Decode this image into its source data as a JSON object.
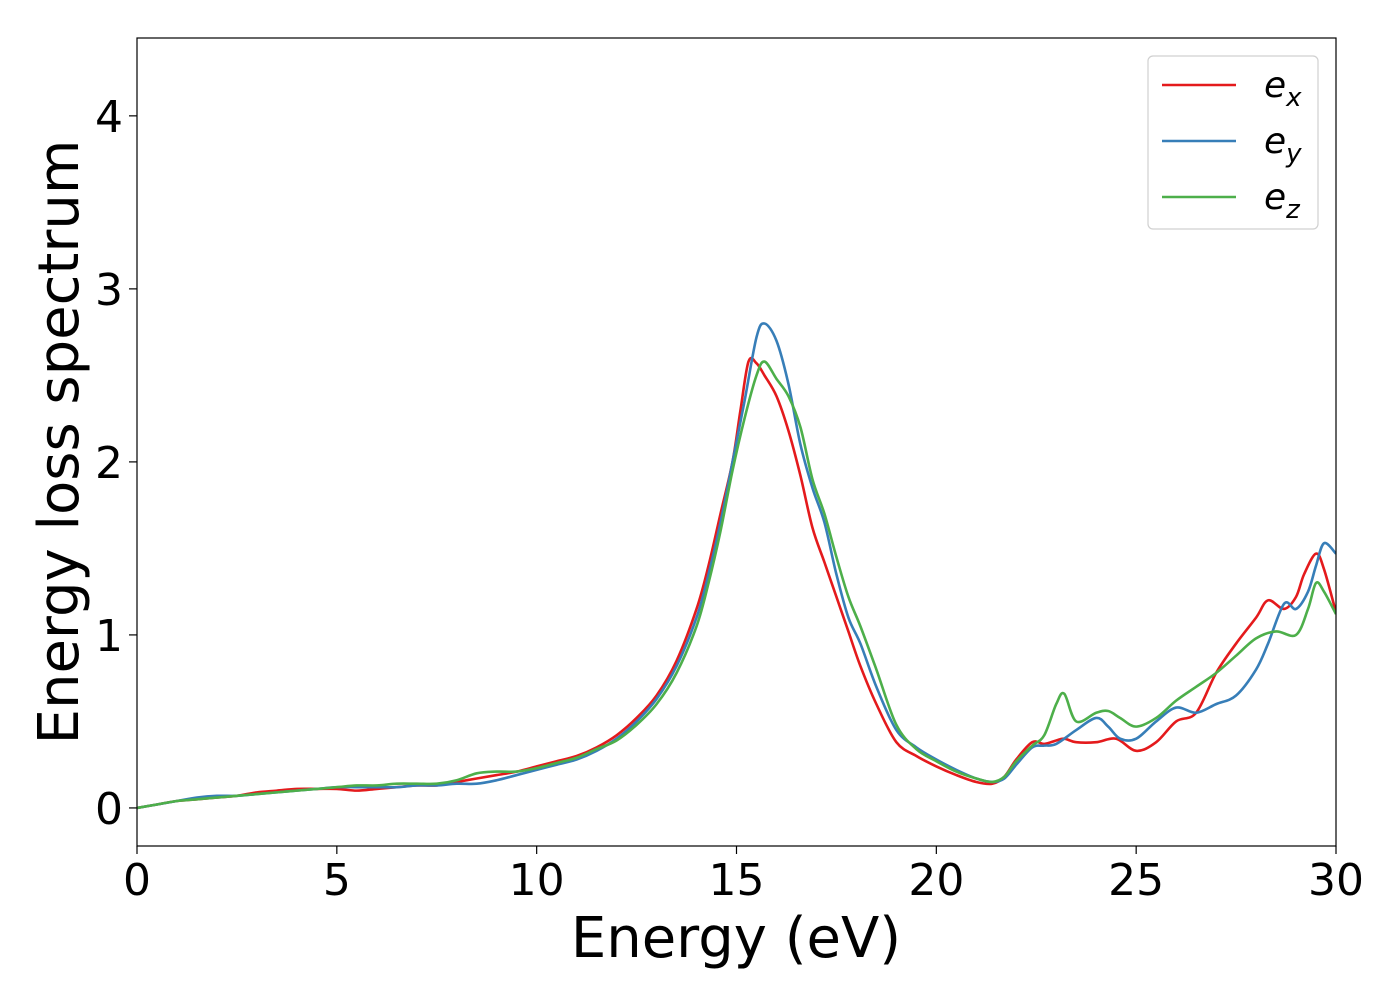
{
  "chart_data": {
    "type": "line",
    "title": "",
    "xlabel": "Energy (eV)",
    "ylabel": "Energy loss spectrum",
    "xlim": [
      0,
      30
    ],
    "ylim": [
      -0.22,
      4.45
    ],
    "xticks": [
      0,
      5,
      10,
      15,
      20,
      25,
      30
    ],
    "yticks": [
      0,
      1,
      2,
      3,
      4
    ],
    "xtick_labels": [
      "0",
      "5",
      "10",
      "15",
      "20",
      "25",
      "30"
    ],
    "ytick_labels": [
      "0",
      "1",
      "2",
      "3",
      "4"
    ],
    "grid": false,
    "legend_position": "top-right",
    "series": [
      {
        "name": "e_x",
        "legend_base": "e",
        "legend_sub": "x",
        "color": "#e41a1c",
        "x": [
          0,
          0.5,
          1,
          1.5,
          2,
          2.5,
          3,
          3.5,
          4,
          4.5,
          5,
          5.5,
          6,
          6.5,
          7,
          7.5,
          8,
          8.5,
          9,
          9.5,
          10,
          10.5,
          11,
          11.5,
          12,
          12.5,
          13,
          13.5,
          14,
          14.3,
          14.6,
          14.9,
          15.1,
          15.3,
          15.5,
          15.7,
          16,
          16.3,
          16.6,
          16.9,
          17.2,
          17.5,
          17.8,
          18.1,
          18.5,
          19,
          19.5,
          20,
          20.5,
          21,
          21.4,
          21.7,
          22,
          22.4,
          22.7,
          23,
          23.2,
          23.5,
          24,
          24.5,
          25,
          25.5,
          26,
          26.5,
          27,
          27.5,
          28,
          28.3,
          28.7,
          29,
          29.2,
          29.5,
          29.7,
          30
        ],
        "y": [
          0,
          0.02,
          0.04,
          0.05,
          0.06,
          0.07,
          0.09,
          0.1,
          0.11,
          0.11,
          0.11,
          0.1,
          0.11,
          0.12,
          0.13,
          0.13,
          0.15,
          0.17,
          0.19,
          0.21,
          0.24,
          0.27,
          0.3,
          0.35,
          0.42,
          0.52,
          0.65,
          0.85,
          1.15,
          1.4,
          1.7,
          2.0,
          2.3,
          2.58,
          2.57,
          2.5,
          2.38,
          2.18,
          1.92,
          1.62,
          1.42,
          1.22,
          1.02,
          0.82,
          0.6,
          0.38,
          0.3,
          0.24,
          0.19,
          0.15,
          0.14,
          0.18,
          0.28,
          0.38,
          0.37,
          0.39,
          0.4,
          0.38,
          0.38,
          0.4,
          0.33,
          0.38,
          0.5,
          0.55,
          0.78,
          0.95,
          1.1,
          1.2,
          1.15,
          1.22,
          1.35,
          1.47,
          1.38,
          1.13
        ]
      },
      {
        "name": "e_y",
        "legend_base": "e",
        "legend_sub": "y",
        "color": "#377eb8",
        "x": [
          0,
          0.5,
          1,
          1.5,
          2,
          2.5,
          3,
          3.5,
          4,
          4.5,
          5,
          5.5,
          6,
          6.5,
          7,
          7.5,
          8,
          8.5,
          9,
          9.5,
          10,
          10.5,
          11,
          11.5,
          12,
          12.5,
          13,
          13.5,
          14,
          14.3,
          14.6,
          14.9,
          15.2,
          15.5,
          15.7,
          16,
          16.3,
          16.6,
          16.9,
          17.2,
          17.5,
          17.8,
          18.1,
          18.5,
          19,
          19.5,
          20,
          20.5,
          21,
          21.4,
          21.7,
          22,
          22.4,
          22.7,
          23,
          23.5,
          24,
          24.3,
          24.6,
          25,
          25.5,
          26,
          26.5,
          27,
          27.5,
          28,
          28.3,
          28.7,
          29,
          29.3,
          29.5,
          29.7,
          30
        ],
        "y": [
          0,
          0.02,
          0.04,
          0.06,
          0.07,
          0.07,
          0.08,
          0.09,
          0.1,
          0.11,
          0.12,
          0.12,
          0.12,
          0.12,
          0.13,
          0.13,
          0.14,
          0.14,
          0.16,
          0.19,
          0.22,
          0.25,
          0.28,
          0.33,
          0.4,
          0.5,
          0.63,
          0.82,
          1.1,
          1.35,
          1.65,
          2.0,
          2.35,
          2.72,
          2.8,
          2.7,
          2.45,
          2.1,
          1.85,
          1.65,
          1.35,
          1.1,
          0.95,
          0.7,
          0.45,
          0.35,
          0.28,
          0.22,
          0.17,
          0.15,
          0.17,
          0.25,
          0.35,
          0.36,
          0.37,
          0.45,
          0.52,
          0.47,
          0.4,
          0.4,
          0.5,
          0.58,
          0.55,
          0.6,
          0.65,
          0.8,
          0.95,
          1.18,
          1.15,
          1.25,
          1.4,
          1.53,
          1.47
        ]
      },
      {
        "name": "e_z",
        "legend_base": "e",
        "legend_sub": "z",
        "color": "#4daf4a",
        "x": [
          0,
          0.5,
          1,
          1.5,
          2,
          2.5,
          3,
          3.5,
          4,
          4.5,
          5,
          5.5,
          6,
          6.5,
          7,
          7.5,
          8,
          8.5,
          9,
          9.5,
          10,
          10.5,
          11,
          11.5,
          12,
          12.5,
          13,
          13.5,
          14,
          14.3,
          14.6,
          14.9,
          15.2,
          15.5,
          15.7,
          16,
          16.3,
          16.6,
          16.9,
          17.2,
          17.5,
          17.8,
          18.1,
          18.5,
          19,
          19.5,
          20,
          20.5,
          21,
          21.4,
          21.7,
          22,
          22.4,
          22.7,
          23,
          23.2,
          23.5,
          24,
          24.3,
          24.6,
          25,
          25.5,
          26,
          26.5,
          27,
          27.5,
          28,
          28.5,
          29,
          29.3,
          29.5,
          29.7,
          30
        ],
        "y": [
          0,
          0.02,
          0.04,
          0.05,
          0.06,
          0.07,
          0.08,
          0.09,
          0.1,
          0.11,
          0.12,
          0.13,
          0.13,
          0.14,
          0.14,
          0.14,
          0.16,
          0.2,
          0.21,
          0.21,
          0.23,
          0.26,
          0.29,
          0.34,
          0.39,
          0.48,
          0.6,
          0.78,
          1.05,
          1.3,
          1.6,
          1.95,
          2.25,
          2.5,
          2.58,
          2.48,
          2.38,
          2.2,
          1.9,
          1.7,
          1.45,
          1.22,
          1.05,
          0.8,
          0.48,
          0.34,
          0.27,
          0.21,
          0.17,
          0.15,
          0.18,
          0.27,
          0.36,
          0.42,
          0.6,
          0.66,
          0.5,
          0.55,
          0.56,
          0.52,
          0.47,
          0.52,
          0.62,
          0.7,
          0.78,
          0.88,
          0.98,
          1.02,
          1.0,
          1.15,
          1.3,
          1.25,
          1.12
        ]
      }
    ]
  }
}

◇ ◇ ◇

## WHAT THE TASK ASKS
From the data above, work out how many lines hold "Energy". Answer with the number alone.

## ANSWER TO THE EXERCISE
2